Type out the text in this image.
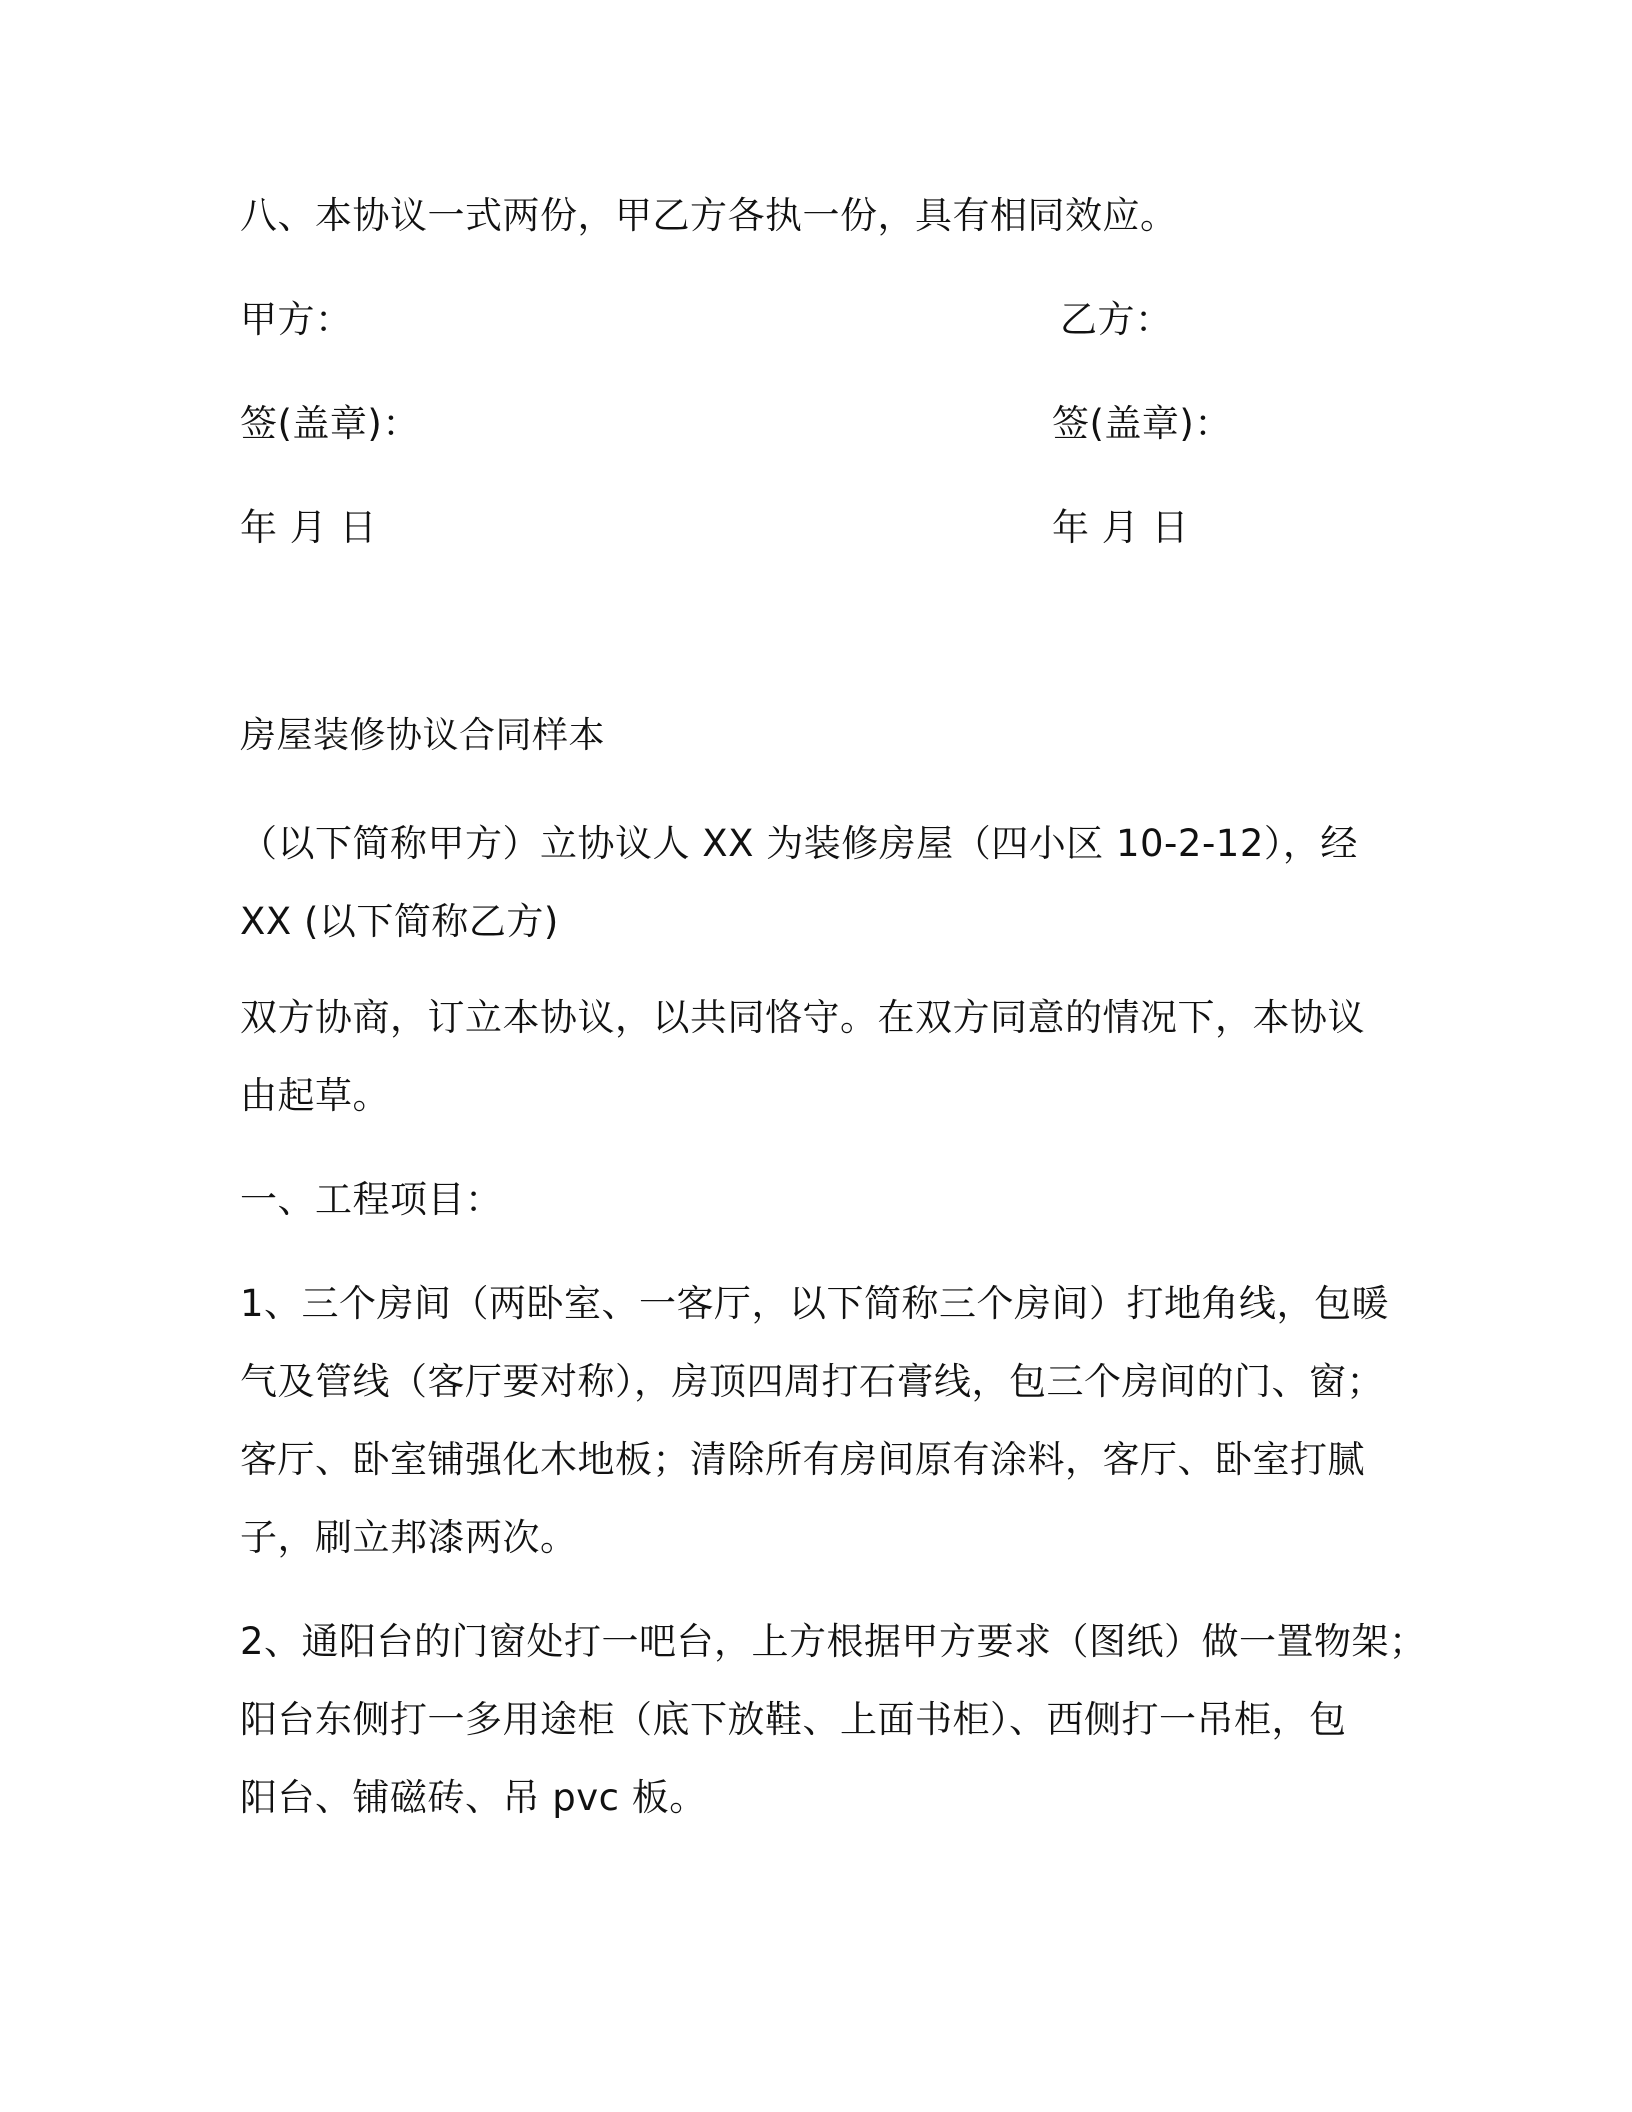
八、本协议一式两份，甲乙方各执一份，具有相同效应。
甲方：	乙方：
签(盖章)：	签(盖章)：
年 月 日	年 月 日
房屋装修协议合同样本
（以下简称甲方）立协议人 XX 为装修房屋（四小区 10-2-12），经
XX (以下简称乙方)
双方协商，订立本协议，以共同恪守。在双方同意的情况下，本协议
由起草。
一、工程项目：
1、三个房间（两卧室、一客厅，以下简称三个房间）打地角线，包暖
气及管线（客厅要对称），房顶四周打石膏线，包三个房间的门、窗；
客厅、卧室铺强化木地板；清除所有房间原有涂料，客厅、卧室打腻
子，刷立邦漆两次。
2、通阳台的门窗处打一吧台，上方根据甲方要求（图纸）做一置物架；
阳台东侧打一多用途柜（底下放鞋、上面书柜）、西侧打一吊柜，包
阳台、铺磁砖、吊 pvc 板。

....

Work to do
Transcribe the listing in full and omit the pictures.

Answer to the problem
Type out the text in this image.
八、本协议一式两份，甲乙方各执一份，具有相同效应。
甲方：	乙方：
签(盖章)：	签(盖章)：
年 月 日	年 月 日
房屋装修协议合同样本
（以下简称甲方）立协议人 XX 为装修房屋（四小区 10-2-12），经
XX (以下简称乙方)
双方协商，订立本协议，以共同恪守。在双方同意的情况下，本协议
由起草。
一、工程项目：
1、三个房间（两卧室、一客厅，以下简称三个房间）打地角线，包暖
气及管线（客厅要对称），房顶四周打石膏线，包三个房间的门、窗；
客厅、卧室铺强化木地板；清除所有房间原有涂料，客厅、卧室打腻
子，刷立邦漆两次。
2、通阳台的门窗处打一吧台，上方根据甲方要求（图纸）做一置物架；
阳台东侧打一多用途柜（底下放鞋、上面书柜）、西侧打一吊柜，包
阳台、铺磁砖、吊 pvc 板。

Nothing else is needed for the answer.